[Data tied to figure images]
►

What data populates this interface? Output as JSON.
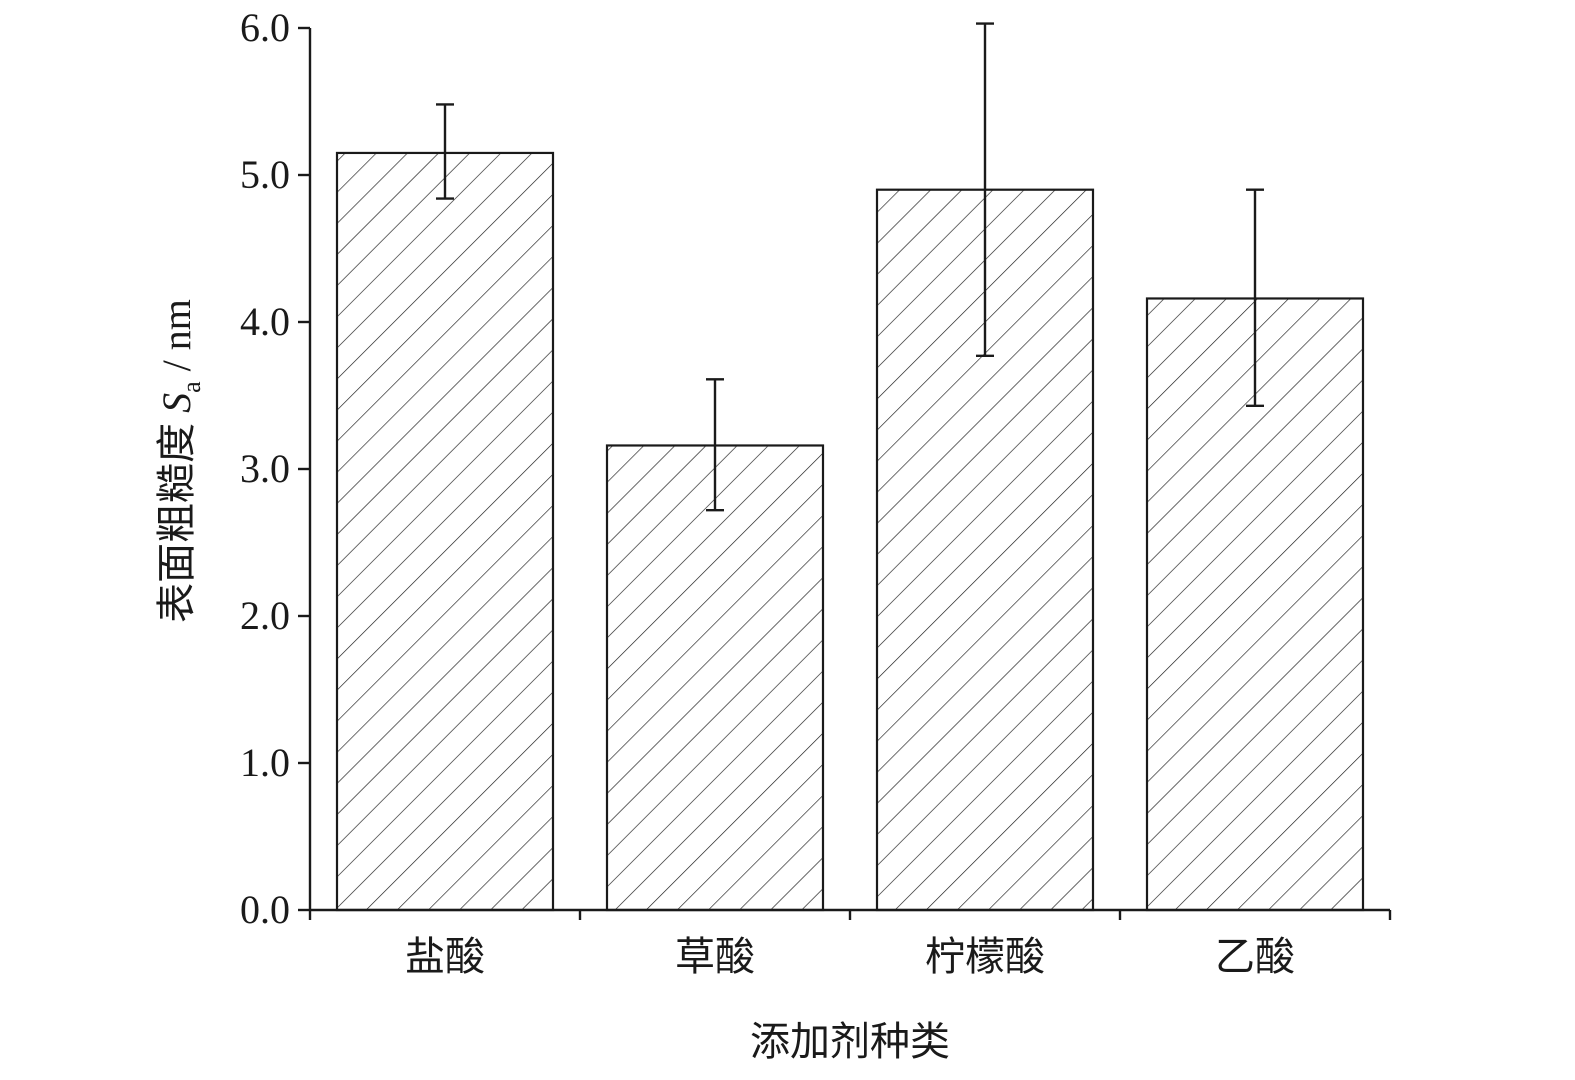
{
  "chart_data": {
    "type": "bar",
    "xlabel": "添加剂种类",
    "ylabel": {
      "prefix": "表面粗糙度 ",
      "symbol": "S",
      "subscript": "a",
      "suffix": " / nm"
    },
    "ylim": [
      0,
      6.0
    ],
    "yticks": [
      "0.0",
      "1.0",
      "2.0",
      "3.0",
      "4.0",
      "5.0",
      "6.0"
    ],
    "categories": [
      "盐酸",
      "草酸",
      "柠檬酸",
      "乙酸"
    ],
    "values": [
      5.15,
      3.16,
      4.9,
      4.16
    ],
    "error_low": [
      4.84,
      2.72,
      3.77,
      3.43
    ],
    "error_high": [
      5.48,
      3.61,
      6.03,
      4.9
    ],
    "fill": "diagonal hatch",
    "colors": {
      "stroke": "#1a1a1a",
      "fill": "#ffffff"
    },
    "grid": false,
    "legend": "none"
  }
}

◄

■ Exercise task: Transcribe the records word for word and include no pictures.

■ Complete answer:
What data populates this interface? Output as JSON.
{
  "chart_data": {
    "type": "bar",
    "xlabel": "添加剂种类",
    "ylabel": {
      "prefix": "表面粗糙度 ",
      "symbol": "S",
      "subscript": "a",
      "suffix": " / nm"
    },
    "ylim": [
      0,
      6.0
    ],
    "yticks": [
      "0.0",
      "1.0",
      "2.0",
      "3.0",
      "4.0",
      "5.0",
      "6.0"
    ],
    "categories": [
      "盐酸",
      "草酸",
      "柠檬酸",
      "乙酸"
    ],
    "values": [
      5.15,
      3.16,
      4.9,
      4.16
    ],
    "error_low": [
      4.84,
      2.72,
      3.77,
      3.43
    ],
    "error_high": [
      5.48,
      3.61,
      6.03,
      4.9
    ],
    "fill": "diagonal hatch",
    "colors": {
      "stroke": "#1a1a1a",
      "fill": "#ffffff"
    },
    "grid": false,
    "legend": "none"
  }
}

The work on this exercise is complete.